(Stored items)

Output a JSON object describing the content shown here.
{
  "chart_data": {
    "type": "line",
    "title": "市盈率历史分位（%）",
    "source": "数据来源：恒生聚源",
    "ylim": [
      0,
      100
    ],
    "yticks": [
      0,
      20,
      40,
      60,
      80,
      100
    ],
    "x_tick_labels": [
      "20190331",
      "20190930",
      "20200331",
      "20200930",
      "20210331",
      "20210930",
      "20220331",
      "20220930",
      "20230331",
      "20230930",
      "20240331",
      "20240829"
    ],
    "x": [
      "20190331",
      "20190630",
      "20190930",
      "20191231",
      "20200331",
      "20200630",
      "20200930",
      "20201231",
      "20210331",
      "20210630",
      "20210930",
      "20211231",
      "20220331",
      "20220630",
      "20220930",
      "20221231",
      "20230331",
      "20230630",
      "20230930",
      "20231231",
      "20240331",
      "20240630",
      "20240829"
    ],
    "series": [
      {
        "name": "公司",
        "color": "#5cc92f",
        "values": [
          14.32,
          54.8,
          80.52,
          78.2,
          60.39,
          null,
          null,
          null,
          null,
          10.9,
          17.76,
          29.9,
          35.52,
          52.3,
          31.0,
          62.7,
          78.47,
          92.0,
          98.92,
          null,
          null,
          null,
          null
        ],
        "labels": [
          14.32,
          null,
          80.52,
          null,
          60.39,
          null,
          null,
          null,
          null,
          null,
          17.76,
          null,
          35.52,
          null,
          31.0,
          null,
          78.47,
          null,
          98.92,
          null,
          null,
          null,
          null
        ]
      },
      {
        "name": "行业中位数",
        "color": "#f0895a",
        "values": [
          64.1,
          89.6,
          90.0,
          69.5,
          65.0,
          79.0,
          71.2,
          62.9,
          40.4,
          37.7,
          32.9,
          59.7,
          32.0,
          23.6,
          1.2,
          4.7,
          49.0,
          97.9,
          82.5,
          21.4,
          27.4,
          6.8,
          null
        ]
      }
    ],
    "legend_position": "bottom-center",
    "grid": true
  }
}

## TASK DIRECTIONS
Extract all of the data above and output it character for character.

## RESULT
Output a JSON object describing the content shown here.
{
  "chart_data": {
    "type": "line",
    "title": "市盈率历史分位（%）",
    "source": "数据来源：恒生聚源",
    "ylim": [
      0,
      100
    ],
    "yticks": [
      0,
      20,
      40,
      60,
      80,
      100
    ],
    "x_tick_labels": [
      "20190331",
      "20190930",
      "20200331",
      "20200930",
      "20210331",
      "20210930",
      "20220331",
      "20220930",
      "20230331",
      "20230930",
      "20240331",
      "20240829"
    ],
    "x": [
      "20190331",
      "20190630",
      "20190930",
      "20191231",
      "20200331",
      "20200630",
      "20200930",
      "20201231",
      "20210331",
      "20210630",
      "20210930",
      "20211231",
      "20220331",
      "20220630",
      "20220930",
      "20221231",
      "20230331",
      "20230630",
      "20230930",
      "20231231",
      "20240331",
      "20240630",
      "20240829"
    ],
    "series": [
      {
        "name": "公司",
        "color": "#5cc92f",
        "values": [
          14.32,
          54.8,
          80.52,
          78.2,
          60.39,
          null,
          null,
          null,
          null,
          10.9,
          17.76,
          29.9,
          35.52,
          52.3,
          31.0,
          62.7,
          78.47,
          92.0,
          98.92,
          null,
          null,
          null,
          null
        ],
        "labels": [
          14.32,
          null,
          80.52,
          null,
          60.39,
          null,
          null,
          null,
          null,
          null,
          17.76,
          null,
          35.52,
          null,
          31.0,
          null,
          78.47,
          null,
          98.92,
          null,
          null,
          null,
          null
        ]
      },
      {
        "name": "行业中位数",
        "color": "#f0895a",
        "values": [
          64.1,
          89.6,
          90.0,
          69.5,
          65.0,
          79.0,
          71.2,
          62.9,
          40.4,
          37.7,
          32.9,
          59.7,
          32.0,
          23.6,
          1.2,
          4.7,
          49.0,
          97.9,
          82.5,
          21.4,
          27.4,
          6.8,
          null
        ]
      }
    ],
    "legend_position": "bottom-center",
    "grid": true
  }
}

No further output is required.